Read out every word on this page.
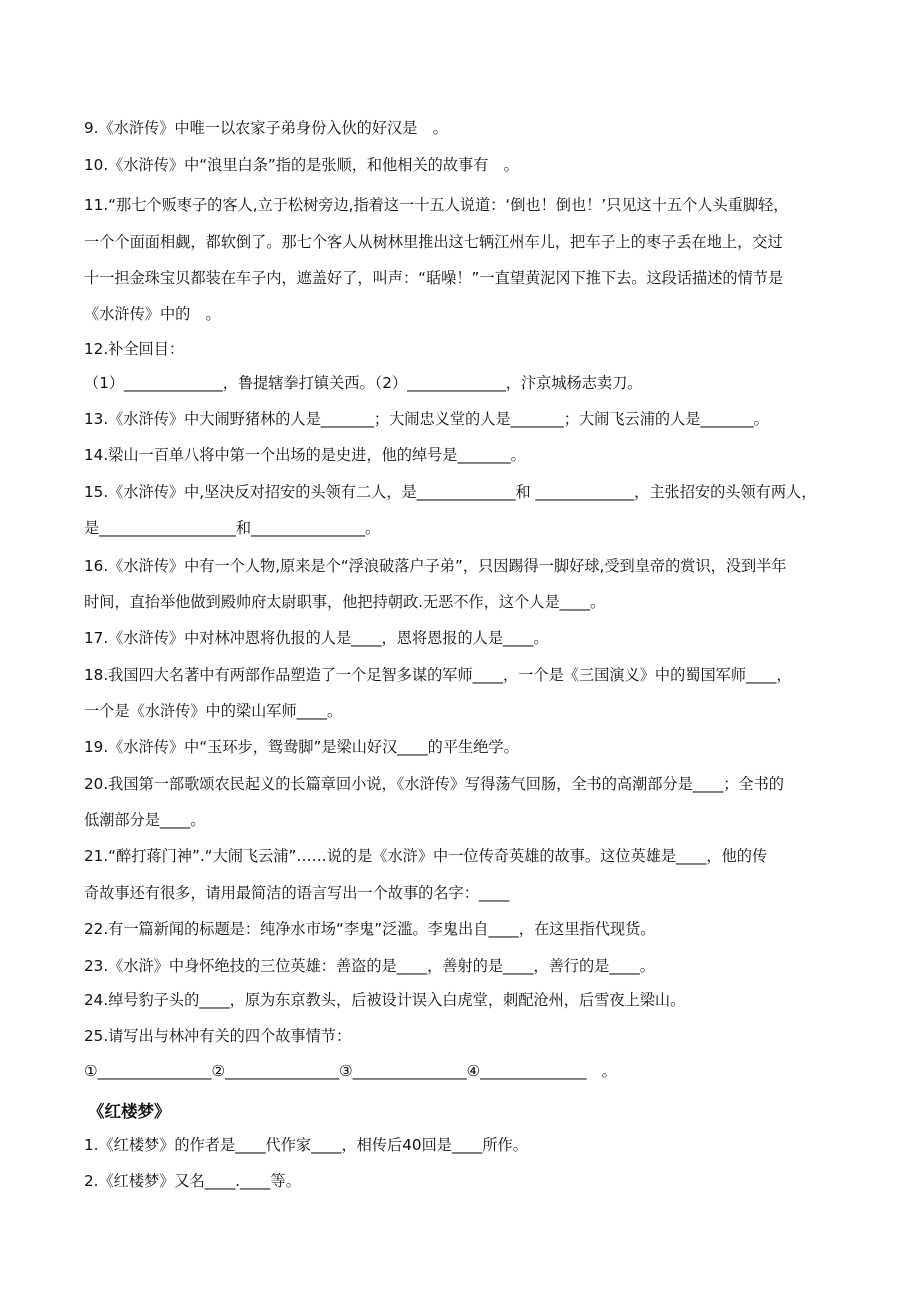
9.《水浒传》中唯一以农家子弟身份入伙的好汉是　。
10.《水浒传》中“浪里白条”指的是张顺，和他相关的故事有　。
11.“那七个贩枣子的客人,立于松树旁边,指着这一十五人说道：‘倒也！倒也！’只见这十五个人头重脚轻，
一个个面面相觑，都软倒了。那七个客人从树林里推出这七辆江州车儿，把车子上的枣子丢在地上，交过
十一担金珠宝贝都装在车子内，遮盖好了，叫声：“聒噪！”一直望黄泥冈下推下去。这段话描述的情节是
《水浒传》中的　。
12.补全回目：
（1）_____________，鲁提辖拳打镇关西。（2）_____________，汴京城杨志卖刀。
13.《水浒传》中大闹野猪林的人是_______；大闹忠义堂的人是_______；大闹飞云浦的人是_______。
14.梁山一百单八将中第一个出场的是史进，他的绰号是_______。
15.《水浒传》中,坚决反对招安的头领有二人，是_____________和 _____________，主张招安的头领有两人，
是__________________和_______________。
16.《水浒传》中有一个人物,原来是个“浮浪破落户子弟”，只因踢得一脚好球,受到皇帝的赏识，没到半年
时间，直抬举他做到殿帅府太尉职事，他把持朝政.无恶不作，这个人是____。
17.《水浒传》中对林冲恩将仇报的人是____，恩将恩报的人是____。
18.我国四大名著中有两部作品塑造了一个足智多谋的军师____，一个是《三国演义》中的蜀国军师____，
一个是《水浒传》中的梁山军师____。
19.《水浒传》中“玉环步，鸳鸯脚”是梁山好汉____的平生绝学。
20.我国第一部歌颂农民起义的长篇章回小说，《水浒传》写得荡气回肠，全书的高潮部分是____；全书的
低潮部分是____。
21.“醉打蒋门神”.“大闹飞云浦”……说的是《水浒》中一位传奇英雄的故事。这位英雄是____，他的传
奇故事还有很多，请用最简洁的语言写出一个故事的名字：____
22.有一篇新闻的标题是：纯净水市场“李鬼”泛滥。李鬼出自____，在这里指代现货。
23.《水浒》中身怀绝技的三位英雄：善盗的是____，善射的是____，善行的是____。
24.绰号豹子头的____，原为东京教头，后被设计误入白虎堂，刺配沧州，后雪夜上梁山。
25.请写出与林冲有关的四个故事情节：
①_______________②_______________③_______________④______________　。
《红楼梦》
1.《红楼梦》的作者是____代作家____，相传后40回是____所作。
2.《红楼梦》又名____.____等。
§
Exercise instructions: Reproduce the whole listing word for word, setting aside any pictures.

Correct result:
Read out every word on this page.
9.《水浒传》中唯一以农家子弟身份入伙的好汉是　。
10.《水浒传》中“浪里白条”指的是张顺，和他相关的故事有　。
11.“那七个贩枣子的客人,立于松树旁边,指着这一十五人说道：‘倒也！倒也！’只见这十五个人头重脚轻，
一个个面面相觑，都软倒了。那七个客人从树林里推出这七辆江州车儿，把车子上的枣子丢在地上，交过
十一担金珠宝贝都装在车子内，遮盖好了，叫声：“聒噪！”一直望黄泥冈下推下去。这段话描述的情节是
《水浒传》中的　。
12.补全回目：
（1）_____________，鲁提辖拳打镇关西。（2）_____________，汴京城杨志卖刀。
13.《水浒传》中大闹野猪林的人是_______；大闹忠义堂的人是_______；大闹飞云浦的人是_______。
14.梁山一百单八将中第一个出场的是史进，他的绰号是_______。
15.《水浒传》中,坚决反对招安的头领有二人，是_____________和 _____________，主张招安的头领有两人，
是__________________和_______________。
16.《水浒传》中有一个人物,原来是个“浮浪破落户子弟”，只因踢得一脚好球,受到皇帝的赏识，没到半年
时间，直抬举他做到殿帅府太尉职事，他把持朝政.无恶不作，这个人是____。
17.《水浒传》中对林冲恩将仇报的人是____，恩将恩报的人是____。
18.我国四大名著中有两部作品塑造了一个足智多谋的军师____，一个是《三国演义》中的蜀国军师____，
一个是《水浒传》中的梁山军师____。
19.《水浒传》中“玉环步，鸳鸯脚”是梁山好汉____的平生绝学。
20.我国第一部歌颂农民起义的长篇章回小说，《水浒传》写得荡气回肠，全书的高潮部分是____；全书的
低潮部分是____。
21.“醉打蒋门神”.“大闹飞云浦”……说的是《水浒》中一位传奇英雄的故事。这位英雄是____，他的传
奇故事还有很多，请用最简洁的语言写出一个故事的名字：____
22.有一篇新闻的标题是：纯净水市场“李鬼”泛滥。李鬼出自____，在这里指代现货。
23.《水浒》中身怀绝技的三位英雄：善盗的是____，善射的是____，善行的是____。
24.绰号豹子头的____，原为东京教头，后被设计误入白虎堂，刺配沧州，后雪夜上梁山。
25.请写出与林冲有关的四个故事情节：
①_______________②_______________③_______________④______________　。
《红楼梦》
1.《红楼梦》的作者是____代作家____，相传后40回是____所作。
2.《红楼梦》又名____.____等。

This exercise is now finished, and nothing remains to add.